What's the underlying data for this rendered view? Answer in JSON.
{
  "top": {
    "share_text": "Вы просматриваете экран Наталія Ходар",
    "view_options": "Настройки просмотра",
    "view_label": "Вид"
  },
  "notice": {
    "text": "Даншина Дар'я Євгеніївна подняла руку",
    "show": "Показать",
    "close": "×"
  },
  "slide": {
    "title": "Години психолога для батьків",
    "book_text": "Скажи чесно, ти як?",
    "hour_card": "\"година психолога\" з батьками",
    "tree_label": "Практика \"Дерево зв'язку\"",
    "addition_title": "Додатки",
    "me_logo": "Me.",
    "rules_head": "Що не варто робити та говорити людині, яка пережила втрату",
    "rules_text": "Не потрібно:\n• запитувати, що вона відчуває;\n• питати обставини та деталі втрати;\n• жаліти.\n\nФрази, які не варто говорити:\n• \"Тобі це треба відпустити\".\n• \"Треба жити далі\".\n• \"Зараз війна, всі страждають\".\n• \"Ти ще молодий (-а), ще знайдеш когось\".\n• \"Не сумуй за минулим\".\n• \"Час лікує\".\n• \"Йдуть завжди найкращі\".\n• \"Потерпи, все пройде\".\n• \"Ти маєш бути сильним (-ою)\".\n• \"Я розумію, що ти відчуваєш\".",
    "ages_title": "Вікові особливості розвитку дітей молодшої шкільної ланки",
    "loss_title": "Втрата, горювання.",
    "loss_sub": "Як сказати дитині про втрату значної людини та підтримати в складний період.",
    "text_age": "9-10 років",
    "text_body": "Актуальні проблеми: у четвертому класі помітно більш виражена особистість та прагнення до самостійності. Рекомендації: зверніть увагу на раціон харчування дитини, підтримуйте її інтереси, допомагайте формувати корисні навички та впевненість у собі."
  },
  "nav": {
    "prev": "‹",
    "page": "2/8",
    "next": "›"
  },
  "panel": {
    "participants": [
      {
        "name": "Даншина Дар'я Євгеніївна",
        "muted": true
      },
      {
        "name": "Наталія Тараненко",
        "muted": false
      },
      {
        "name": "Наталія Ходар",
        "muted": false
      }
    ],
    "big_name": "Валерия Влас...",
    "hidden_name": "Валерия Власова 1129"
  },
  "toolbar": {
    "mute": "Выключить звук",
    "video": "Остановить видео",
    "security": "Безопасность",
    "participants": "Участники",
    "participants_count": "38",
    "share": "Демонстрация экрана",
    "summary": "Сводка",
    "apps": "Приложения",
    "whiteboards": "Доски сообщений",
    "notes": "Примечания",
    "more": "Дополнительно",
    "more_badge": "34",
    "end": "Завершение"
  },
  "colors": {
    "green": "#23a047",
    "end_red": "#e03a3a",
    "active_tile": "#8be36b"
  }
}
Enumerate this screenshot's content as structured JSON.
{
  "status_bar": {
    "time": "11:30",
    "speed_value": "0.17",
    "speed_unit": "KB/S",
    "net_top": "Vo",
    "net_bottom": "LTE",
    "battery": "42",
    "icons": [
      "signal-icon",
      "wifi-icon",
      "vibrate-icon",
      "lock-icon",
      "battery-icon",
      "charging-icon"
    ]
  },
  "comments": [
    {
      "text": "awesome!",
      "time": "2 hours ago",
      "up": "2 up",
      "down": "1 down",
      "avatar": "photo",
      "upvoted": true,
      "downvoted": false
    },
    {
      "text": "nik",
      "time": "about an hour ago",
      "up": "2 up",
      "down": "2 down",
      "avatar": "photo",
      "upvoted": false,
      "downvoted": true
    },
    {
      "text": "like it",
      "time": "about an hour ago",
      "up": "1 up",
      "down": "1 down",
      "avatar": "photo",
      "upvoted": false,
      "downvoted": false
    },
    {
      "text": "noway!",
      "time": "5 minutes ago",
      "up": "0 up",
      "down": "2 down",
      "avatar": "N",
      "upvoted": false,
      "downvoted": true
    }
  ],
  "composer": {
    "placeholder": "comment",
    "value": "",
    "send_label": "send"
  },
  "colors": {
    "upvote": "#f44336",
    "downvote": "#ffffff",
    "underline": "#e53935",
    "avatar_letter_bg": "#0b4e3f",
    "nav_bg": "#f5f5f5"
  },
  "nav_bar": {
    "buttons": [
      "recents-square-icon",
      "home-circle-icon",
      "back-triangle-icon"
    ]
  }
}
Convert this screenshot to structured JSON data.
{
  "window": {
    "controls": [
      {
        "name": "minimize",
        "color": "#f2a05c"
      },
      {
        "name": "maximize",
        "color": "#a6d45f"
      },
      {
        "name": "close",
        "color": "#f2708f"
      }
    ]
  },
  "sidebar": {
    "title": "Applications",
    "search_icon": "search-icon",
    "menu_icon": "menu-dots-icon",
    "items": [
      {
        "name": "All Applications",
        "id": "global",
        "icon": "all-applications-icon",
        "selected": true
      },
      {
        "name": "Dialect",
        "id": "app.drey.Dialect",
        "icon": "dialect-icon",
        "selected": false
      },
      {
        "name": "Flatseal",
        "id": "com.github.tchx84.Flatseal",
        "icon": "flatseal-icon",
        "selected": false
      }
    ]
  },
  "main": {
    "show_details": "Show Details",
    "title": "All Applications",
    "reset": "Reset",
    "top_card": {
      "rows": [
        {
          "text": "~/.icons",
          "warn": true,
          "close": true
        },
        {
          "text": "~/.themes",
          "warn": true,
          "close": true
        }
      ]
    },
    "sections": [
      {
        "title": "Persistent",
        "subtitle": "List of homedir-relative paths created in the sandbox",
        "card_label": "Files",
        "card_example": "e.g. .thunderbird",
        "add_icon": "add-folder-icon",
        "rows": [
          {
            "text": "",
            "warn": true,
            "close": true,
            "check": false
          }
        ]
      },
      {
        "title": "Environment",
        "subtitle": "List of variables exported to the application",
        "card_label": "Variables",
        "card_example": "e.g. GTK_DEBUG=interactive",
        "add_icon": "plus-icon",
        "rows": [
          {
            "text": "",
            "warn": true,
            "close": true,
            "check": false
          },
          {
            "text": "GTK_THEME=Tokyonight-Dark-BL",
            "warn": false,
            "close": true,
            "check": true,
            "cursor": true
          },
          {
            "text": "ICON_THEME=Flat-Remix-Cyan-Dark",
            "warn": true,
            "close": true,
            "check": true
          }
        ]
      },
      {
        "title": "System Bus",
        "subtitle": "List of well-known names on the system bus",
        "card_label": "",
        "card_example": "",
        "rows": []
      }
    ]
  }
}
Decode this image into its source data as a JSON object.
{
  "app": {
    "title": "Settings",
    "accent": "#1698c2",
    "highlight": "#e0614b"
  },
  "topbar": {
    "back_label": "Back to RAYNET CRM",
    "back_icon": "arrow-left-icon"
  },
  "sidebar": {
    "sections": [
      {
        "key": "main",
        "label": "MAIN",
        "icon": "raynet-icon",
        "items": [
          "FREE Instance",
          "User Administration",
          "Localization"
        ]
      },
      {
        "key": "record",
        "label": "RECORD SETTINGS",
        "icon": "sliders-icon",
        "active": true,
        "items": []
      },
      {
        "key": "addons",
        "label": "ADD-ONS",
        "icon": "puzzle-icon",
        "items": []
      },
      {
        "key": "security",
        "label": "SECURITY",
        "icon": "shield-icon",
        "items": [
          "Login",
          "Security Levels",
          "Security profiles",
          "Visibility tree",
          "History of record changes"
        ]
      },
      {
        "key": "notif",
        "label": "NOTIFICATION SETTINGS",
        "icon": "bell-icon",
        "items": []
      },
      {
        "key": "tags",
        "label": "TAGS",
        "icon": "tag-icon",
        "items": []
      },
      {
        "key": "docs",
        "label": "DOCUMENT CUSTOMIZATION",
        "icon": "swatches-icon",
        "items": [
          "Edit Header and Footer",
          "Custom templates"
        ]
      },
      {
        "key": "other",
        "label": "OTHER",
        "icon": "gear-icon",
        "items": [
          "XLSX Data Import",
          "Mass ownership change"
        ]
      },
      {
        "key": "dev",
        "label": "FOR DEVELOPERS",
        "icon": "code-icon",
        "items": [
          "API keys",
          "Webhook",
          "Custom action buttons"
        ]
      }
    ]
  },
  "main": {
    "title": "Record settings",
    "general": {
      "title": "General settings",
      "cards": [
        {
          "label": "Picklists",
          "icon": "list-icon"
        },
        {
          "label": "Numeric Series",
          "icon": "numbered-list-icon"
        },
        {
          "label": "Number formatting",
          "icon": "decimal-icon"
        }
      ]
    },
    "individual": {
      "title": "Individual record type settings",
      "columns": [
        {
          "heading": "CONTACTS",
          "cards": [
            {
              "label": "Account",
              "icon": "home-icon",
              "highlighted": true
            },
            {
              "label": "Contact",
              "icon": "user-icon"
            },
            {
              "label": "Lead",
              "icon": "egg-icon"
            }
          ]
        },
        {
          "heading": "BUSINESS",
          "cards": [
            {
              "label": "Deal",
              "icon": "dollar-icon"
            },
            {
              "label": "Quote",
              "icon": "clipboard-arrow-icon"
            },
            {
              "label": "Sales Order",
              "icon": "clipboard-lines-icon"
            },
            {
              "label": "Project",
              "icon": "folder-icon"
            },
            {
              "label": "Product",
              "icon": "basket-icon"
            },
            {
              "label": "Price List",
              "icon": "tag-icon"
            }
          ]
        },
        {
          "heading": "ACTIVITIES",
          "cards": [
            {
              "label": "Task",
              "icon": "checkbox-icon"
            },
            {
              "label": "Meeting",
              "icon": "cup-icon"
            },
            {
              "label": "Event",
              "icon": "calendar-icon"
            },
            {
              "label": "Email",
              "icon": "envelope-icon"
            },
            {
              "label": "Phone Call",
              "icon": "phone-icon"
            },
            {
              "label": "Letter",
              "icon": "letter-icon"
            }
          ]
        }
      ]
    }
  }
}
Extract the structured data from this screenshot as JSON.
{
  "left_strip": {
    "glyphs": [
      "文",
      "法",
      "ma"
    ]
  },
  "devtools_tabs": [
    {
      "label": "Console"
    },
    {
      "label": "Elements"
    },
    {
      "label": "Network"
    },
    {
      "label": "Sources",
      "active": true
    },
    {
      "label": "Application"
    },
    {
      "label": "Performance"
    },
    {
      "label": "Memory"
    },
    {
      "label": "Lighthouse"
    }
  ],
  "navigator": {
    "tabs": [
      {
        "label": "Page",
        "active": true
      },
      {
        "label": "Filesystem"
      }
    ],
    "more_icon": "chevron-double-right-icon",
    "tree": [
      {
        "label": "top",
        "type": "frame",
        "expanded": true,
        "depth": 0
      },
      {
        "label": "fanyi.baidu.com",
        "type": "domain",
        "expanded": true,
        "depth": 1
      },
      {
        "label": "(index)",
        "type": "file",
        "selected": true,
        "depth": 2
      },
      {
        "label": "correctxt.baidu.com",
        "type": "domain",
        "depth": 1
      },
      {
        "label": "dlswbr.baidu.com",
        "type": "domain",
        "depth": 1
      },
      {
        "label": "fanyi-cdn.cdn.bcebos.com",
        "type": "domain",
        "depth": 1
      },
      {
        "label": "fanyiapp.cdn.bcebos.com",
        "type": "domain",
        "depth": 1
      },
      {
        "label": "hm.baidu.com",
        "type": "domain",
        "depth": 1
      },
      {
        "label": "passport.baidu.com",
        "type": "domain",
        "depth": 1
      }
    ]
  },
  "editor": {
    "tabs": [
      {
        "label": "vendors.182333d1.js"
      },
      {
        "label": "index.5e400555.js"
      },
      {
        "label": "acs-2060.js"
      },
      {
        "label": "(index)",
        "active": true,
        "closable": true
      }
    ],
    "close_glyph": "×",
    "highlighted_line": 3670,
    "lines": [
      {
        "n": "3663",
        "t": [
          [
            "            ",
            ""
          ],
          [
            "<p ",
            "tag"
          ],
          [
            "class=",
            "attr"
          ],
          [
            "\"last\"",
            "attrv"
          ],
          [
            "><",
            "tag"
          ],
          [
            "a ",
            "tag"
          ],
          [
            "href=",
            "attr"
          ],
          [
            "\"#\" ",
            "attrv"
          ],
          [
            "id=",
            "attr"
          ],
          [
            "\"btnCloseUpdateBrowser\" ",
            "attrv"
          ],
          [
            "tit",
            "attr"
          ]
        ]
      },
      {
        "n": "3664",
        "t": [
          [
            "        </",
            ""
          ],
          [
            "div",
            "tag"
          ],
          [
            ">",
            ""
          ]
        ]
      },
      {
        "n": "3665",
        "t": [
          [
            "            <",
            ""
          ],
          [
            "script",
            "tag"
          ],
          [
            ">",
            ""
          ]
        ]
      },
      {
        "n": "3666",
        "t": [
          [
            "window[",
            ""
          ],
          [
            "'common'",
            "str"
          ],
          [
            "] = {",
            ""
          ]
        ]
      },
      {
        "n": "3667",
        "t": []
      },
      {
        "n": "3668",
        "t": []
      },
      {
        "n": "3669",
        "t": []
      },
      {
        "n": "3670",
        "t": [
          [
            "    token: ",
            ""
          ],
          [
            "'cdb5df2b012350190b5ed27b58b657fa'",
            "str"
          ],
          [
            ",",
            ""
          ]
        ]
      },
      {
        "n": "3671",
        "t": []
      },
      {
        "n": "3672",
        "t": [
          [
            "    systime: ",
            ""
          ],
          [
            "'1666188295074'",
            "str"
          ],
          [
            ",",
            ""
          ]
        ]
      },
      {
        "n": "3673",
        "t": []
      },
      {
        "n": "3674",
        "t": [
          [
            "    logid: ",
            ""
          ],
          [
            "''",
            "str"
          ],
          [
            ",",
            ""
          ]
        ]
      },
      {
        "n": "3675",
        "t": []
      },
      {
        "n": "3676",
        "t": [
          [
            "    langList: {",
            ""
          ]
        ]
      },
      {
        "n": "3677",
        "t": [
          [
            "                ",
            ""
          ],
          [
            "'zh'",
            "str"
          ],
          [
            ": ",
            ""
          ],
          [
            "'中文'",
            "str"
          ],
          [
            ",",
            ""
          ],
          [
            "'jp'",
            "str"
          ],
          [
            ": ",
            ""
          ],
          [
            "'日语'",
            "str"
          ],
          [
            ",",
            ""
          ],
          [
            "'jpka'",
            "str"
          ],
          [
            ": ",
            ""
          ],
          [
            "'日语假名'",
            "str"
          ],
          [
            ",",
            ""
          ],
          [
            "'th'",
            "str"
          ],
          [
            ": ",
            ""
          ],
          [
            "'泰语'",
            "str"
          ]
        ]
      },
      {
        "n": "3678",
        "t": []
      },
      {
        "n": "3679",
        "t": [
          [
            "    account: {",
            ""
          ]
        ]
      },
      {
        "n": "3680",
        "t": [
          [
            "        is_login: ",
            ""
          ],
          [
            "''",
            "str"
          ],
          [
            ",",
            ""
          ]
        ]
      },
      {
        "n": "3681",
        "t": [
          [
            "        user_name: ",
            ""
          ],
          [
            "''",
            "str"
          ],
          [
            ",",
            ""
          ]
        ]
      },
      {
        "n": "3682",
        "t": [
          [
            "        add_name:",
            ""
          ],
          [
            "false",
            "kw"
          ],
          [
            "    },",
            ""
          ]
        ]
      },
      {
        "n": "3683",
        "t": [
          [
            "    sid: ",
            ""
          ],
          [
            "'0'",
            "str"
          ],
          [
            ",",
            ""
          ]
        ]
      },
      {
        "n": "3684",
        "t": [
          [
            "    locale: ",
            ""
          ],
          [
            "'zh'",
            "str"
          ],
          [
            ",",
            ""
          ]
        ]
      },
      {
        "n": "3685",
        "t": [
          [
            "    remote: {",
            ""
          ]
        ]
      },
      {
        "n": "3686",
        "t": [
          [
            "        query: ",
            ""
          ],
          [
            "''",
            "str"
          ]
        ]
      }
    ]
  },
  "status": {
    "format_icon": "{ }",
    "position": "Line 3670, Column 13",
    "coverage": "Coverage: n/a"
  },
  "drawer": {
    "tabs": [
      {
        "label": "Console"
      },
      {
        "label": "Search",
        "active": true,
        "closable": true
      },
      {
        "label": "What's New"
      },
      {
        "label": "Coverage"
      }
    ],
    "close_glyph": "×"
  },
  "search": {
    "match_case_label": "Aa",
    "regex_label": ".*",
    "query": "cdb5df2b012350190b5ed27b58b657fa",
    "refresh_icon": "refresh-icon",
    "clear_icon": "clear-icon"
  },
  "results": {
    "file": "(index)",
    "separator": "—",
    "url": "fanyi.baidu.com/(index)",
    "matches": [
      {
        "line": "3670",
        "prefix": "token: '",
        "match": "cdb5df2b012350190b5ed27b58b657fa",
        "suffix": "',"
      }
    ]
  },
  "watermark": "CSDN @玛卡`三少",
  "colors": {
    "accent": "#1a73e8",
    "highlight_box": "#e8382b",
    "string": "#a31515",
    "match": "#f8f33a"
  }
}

_THE EXERCISE_: In the records above, find each line with the word "query" and copy it.

_ANSWER TO THE EXERCISE_:
            "        query: ",
    "query": "cdb5df2b012350190b5ed27b58b657fa",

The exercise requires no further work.